- [RECORDED INFORMATION]
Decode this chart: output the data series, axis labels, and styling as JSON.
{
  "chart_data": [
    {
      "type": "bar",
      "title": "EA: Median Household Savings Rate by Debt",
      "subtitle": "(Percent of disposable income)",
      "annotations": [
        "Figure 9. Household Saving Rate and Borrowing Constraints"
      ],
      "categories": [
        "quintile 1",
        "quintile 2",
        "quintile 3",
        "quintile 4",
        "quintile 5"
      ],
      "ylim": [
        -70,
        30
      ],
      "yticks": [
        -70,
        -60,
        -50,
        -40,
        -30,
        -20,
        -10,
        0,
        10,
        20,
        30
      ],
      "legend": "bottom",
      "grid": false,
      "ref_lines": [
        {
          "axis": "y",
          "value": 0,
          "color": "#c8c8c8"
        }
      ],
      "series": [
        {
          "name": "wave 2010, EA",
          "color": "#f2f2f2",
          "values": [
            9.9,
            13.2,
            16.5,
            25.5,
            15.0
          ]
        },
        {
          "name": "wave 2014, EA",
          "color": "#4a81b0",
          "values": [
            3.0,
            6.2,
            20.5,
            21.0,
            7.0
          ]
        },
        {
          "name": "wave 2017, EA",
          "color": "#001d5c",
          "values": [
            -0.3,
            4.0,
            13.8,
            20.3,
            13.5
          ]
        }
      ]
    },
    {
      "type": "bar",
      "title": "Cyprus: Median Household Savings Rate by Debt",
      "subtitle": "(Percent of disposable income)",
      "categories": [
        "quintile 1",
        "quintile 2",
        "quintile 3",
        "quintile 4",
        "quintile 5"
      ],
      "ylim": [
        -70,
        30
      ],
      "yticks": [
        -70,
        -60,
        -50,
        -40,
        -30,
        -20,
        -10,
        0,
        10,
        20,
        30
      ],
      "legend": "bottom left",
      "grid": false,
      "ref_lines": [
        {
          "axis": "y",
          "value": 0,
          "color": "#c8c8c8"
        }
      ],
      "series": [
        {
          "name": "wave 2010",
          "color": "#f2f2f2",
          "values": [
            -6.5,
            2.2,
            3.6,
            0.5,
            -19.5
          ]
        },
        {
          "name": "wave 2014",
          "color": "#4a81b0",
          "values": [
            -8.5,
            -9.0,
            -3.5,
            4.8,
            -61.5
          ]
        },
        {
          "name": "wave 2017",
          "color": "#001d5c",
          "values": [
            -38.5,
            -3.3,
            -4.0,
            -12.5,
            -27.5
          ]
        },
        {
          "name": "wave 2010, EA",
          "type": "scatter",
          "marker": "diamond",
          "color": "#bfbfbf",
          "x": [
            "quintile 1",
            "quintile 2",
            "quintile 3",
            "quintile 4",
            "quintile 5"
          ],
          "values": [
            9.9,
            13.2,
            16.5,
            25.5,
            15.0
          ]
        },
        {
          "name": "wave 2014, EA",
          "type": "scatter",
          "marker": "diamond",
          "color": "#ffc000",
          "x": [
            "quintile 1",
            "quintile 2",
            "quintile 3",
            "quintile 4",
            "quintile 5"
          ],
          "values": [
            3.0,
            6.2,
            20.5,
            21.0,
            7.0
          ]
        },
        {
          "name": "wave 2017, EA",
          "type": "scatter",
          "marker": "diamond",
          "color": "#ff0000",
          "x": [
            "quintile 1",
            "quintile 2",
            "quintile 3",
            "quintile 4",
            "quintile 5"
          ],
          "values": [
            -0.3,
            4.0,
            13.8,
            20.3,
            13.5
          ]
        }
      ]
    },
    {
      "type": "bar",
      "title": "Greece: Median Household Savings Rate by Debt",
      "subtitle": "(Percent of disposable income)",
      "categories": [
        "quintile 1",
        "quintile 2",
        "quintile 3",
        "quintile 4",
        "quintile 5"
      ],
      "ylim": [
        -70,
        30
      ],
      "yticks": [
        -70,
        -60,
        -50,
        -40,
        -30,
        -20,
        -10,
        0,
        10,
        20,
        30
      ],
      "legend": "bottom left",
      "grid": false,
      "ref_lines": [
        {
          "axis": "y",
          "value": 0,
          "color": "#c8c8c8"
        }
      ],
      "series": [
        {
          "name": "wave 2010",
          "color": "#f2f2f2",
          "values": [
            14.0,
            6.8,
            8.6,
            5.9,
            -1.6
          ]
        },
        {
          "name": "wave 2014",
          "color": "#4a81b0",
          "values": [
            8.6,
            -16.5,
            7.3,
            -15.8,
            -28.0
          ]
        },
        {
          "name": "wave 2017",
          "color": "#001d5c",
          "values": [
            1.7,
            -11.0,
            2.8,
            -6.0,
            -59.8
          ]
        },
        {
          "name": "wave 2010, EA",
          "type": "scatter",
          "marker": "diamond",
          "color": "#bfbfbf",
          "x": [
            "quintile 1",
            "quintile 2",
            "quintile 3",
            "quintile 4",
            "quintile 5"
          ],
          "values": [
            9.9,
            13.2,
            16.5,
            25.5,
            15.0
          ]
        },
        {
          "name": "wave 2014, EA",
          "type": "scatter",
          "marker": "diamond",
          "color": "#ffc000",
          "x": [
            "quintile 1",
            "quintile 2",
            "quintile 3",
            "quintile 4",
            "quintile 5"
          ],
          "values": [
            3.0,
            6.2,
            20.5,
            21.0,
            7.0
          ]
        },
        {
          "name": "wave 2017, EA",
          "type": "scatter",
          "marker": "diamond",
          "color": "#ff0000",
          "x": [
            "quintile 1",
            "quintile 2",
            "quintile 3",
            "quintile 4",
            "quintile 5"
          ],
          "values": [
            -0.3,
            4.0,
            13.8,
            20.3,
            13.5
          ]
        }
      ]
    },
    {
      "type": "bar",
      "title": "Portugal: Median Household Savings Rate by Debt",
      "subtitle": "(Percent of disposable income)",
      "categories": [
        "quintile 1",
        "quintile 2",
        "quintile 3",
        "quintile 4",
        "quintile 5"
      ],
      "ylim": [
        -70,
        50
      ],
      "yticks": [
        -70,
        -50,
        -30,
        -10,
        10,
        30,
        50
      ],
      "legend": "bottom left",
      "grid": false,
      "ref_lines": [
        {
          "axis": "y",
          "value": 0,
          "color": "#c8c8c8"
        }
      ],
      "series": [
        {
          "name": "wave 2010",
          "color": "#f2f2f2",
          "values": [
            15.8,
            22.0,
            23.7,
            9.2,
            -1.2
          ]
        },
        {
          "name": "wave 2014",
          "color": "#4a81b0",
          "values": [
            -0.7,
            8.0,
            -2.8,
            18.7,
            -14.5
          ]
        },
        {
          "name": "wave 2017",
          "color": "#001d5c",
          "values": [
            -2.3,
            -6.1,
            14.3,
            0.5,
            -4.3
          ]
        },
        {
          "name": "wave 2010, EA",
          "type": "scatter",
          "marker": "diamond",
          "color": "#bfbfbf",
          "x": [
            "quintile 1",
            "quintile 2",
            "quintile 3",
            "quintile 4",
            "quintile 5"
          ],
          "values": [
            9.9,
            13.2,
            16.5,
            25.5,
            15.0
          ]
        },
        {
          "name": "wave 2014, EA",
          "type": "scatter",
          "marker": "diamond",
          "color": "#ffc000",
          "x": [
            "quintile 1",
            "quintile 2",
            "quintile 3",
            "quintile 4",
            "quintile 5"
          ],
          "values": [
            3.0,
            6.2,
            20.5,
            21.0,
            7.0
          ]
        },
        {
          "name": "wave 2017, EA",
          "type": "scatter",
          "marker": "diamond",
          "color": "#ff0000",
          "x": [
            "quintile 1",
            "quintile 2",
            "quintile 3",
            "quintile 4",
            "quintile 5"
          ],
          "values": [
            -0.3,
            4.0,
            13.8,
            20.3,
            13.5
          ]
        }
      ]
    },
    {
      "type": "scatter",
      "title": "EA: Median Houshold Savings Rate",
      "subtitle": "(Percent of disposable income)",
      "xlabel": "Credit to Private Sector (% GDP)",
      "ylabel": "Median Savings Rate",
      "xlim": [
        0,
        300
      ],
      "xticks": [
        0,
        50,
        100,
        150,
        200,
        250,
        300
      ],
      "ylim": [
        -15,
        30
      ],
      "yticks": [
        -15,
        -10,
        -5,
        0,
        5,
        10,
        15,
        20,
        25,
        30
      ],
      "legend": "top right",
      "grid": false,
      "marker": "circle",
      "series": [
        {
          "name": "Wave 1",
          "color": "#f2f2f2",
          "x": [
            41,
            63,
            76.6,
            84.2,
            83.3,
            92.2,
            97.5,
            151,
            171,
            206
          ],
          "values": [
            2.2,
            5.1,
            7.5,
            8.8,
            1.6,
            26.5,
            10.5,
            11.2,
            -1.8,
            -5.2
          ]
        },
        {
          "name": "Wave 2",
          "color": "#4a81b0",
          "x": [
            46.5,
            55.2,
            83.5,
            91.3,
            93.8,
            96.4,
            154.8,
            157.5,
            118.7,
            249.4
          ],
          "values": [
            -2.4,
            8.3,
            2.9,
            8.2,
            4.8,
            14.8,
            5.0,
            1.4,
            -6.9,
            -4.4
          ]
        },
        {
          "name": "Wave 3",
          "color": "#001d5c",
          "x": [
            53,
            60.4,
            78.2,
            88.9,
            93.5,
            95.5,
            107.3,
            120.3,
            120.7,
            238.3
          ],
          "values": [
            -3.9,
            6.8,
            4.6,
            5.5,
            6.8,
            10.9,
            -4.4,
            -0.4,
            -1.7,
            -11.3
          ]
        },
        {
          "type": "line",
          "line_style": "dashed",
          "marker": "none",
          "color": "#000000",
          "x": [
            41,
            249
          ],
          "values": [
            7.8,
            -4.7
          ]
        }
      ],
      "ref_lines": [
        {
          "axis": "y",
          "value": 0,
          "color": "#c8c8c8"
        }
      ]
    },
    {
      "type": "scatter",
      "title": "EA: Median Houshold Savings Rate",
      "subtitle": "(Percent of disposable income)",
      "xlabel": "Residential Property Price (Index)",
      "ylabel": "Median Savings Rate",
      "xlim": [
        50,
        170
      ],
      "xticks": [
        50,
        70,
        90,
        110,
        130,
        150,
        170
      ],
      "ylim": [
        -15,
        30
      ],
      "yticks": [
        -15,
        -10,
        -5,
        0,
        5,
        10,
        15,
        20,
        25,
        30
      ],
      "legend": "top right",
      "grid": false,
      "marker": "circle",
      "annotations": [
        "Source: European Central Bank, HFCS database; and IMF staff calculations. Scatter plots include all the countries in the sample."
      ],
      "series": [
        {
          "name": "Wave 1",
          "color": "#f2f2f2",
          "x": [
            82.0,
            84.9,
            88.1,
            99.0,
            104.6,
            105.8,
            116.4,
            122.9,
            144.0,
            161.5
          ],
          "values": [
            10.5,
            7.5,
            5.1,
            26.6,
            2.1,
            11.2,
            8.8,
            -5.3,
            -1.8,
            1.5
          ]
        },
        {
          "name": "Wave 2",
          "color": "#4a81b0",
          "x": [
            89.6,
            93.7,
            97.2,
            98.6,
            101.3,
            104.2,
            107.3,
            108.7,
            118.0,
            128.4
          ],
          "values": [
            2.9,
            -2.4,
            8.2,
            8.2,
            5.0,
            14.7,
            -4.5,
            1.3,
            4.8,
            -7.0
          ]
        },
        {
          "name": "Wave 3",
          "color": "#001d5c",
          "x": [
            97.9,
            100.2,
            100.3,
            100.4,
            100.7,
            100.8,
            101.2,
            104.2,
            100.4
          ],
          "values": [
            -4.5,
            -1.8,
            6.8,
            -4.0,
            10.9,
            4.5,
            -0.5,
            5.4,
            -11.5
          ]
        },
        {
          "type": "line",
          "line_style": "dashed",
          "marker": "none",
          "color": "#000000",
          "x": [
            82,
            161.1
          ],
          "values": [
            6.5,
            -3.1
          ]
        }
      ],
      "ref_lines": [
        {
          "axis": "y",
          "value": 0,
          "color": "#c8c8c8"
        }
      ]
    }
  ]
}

- [THE PROBLEM] Where a line of the data holds "Savings", show that line.

- [ANSWER FOR THIS EXERCISE]
      "title": "EA: Median Household Savings Rate by Debt",
      "title": "Cyprus: Median Household Savings Rate by Debt",
      "title": "Greece: Median Household Savings Rate by Debt",
      "title": "Portugal: Median Household Savings Rate by Debt",
      "title": "EA: Median Houshold Savings Rate",
      "ylabel": "Median Savings Rate",
      "title": "EA: Median Houshold Savings Rate",
      "ylabel": "Median Savings Rate",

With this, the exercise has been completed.